[Provided records start]

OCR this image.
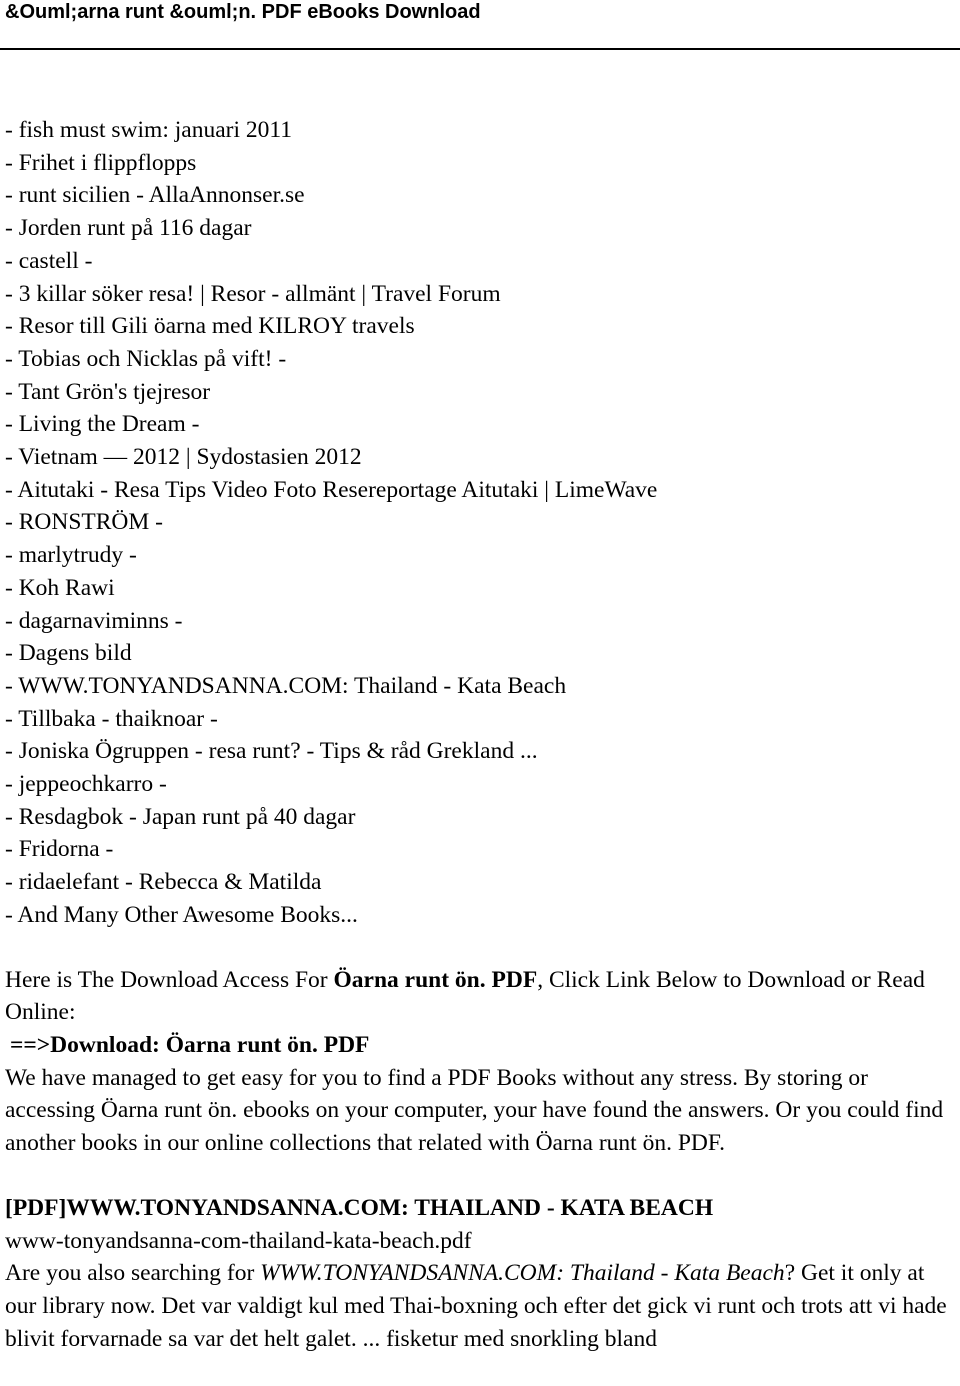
&Ouml;arna runt &ouml;n. PDF eBooks Download
- fish must swim: januari 2011
- Frihet i flippflopps
- runt sicilien - AllaAnnonser.se
- Jorden runt på 116 dagar
- castell -
- 3 killar söker resa! | Resor - allmänt | Travel Forum
- Resor till Gili öarna med KILROY travels
- Tobias och Nicklas på vift! -
- Tant Grön's tjejresor
- Living the Dream -
- Vietnam — 2012 | Sydostasien 2012
- Aitutaki - Resa Tips Video Foto Resereportage Aitutaki | LimeWave
- RONSTRÖM -
- marlytrudy -
- Koh Rawi
- dagarnaviminns -
- Dagens bild
- WWW.TONYANDSANNA.COM: Thailand - Kata Beach
- Tillbaka - thaiknoar -
- Joniska Ögruppen - resa runt? - Tips & råd Grekland ...
- jeppeochkarro -
- Resdagbok - Japan runt på 40 dagar
- Fridorna -
- ridaelefant - Rebecca & Matilda
- And Many Other Awesome Books...
Here is The Download Access For Öarna runt ön. PDF, Click Link Below to Download or Read Online:
==>Download: Öarna runt ön. PDF
We have managed to get easy for you to find a PDF Books without any stress. By storing or accessing Öarna runt ön. ebooks on your computer, your have found the answers. Or you could find another books in our online collections that related with Öarna runt ön. PDF.
[PDF]WWW.TONYANDSANNA.COM: THAILAND - KATA BEACH
www-tonyandsanna-com-thailand-kata-beach.pdf
Are you also searching for WWW.TONYANDSANNA.COM: Thailand - Kata Beach? Get it only at our library now. Det var valdigt kul med Thai-boxning och efter det gick vi runt och trots att vi hade blivit forvarnade sa var det helt galet. ... fisketur med snorkling bland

[Provided records end]

**Stated task:**
Reproduce the material above in full, exactly, with no images.

**Response:**
OCR this image.
&Ouml;arna runt &ouml;n. PDF eBooks Download
- fish must swim: januari 2011
- Frihet i flippflopps
- runt sicilien - AllaAnnonser.se
- Jorden runt på 116 dagar
- castell -
- 3 killar söker resa! | Resor - allmänt | Travel Forum
- Resor till Gili öarna med KILROY travels
- Tobias och Nicklas på vift! -
- Tant Grön's tjejresor
- Living the Dream -
- Vietnam — 2012 | Sydostasien 2012
- Aitutaki - Resa Tips Video Foto Resereportage Aitutaki | LimeWave
- RONSTRÖM -
- marlytrudy -
- Koh Rawi
- dagarnaviminns -
- Dagens bild
- WWW.TONYANDSANNA.COM: Thailand - Kata Beach
- Tillbaka - thaiknoar -
- Joniska Ögruppen - resa runt? - Tips & råd Grekland ...
- jeppeochkarro -
- Resdagbok - Japan runt på 40 dagar
- Fridorna -
- ridaelefant - Rebecca & Matilda
- And Many Other Awesome Books...
Here is The Download Access For Öarna runt ön. PDF, Click Link Below to Download or Read Online:
==>Download: Öarna runt ön. PDF
We have managed to get easy for you to find a PDF Books without any stress. By storing or accessing Öarna runt ön. ebooks on your computer, your have found the answers. Or you could find another books in our online collections that related with Öarna runt ön. PDF.
[PDF]WWW.TONYANDSANNA.COM: THAILAND - KATA BEACH
www-tonyandsanna-com-thailand-kata-beach.pdf
Are you also searching for WWW.TONYANDSANNA.COM: Thailand - Kata Beach? Get it only at our library now. Det var valdigt kul med Thai-boxning och efter det gick vi runt och trots att vi hade blivit forvarnade sa var det helt galet. ... fisketur med snorkling bland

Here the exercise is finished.